*What you need to do*. Determine how many lines include the string "веществами". Output that number only.

==== Source material

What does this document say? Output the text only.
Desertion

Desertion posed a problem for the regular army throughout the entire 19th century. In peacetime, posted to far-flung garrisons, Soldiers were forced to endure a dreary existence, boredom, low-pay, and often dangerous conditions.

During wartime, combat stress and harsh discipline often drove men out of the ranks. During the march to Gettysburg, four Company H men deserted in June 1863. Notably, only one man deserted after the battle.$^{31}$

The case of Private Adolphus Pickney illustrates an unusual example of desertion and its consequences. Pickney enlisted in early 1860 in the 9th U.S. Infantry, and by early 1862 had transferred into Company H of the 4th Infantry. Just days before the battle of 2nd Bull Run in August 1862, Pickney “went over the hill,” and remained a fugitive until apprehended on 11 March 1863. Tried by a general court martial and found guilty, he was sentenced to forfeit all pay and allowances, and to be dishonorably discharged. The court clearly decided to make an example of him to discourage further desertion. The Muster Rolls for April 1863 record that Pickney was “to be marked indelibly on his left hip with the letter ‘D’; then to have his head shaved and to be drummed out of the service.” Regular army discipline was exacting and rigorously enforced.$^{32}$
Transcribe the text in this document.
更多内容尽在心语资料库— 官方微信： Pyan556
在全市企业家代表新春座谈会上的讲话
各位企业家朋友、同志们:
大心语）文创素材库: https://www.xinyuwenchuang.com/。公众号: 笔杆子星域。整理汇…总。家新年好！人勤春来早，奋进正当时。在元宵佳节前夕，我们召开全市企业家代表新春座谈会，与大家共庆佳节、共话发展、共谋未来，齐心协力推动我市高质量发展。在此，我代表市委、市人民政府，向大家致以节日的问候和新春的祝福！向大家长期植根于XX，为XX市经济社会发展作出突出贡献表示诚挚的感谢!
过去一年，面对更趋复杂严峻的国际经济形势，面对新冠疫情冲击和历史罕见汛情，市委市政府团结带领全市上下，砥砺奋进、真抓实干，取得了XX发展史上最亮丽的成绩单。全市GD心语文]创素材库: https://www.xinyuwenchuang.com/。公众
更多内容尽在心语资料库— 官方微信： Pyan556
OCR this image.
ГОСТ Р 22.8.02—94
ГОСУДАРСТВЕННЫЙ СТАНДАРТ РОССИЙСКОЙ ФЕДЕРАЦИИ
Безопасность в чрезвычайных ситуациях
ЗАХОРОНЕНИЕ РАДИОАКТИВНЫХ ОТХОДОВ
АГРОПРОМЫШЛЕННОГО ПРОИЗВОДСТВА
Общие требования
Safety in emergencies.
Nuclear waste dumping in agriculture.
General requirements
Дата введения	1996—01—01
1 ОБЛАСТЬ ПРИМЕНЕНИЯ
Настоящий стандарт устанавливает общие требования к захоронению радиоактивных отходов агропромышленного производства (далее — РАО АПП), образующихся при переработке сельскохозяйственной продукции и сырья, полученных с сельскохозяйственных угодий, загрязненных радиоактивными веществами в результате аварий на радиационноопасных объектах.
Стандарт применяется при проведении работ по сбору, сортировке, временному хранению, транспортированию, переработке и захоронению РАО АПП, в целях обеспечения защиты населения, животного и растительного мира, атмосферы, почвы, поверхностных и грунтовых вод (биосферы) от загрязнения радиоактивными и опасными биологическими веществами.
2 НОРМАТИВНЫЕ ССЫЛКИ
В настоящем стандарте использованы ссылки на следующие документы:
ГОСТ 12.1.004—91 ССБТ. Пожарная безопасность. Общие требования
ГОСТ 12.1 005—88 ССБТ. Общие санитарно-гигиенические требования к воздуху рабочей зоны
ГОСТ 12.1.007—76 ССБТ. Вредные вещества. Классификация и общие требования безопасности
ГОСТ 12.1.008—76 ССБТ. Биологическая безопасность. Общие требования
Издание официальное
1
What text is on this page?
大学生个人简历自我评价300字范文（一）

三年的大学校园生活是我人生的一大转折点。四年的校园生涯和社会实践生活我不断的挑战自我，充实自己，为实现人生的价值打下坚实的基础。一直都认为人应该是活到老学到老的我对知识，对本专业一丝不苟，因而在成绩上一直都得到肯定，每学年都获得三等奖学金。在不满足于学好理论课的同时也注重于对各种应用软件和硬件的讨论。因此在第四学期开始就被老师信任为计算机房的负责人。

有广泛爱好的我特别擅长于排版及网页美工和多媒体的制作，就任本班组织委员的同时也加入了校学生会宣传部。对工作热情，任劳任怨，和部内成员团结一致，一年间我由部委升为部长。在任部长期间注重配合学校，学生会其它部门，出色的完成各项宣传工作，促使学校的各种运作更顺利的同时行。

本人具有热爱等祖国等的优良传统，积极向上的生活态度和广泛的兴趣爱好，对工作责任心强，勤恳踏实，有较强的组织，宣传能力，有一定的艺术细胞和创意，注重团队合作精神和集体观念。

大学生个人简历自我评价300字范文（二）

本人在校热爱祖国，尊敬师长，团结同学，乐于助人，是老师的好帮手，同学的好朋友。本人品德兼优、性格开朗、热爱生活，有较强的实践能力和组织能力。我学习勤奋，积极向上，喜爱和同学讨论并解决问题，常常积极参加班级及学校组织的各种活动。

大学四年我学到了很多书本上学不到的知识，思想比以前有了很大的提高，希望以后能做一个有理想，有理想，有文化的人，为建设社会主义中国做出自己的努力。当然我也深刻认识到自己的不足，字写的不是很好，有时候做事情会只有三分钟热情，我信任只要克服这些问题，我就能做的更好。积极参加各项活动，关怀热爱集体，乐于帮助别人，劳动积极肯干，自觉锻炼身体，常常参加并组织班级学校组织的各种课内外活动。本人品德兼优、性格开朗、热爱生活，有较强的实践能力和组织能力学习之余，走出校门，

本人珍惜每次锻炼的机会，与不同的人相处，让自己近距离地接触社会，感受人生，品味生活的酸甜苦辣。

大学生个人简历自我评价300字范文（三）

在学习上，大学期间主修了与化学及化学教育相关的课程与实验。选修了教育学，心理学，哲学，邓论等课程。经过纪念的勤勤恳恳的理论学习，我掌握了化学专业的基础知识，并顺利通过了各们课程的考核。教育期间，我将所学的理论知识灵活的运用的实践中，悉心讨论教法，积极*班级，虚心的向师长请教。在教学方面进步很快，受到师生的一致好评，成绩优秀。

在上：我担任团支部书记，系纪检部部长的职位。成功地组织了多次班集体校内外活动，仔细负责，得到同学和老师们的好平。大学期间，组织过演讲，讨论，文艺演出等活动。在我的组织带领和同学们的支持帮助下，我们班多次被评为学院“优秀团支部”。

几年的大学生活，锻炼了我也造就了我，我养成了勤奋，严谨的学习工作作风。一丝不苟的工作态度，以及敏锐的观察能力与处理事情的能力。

========

*The solution*. 2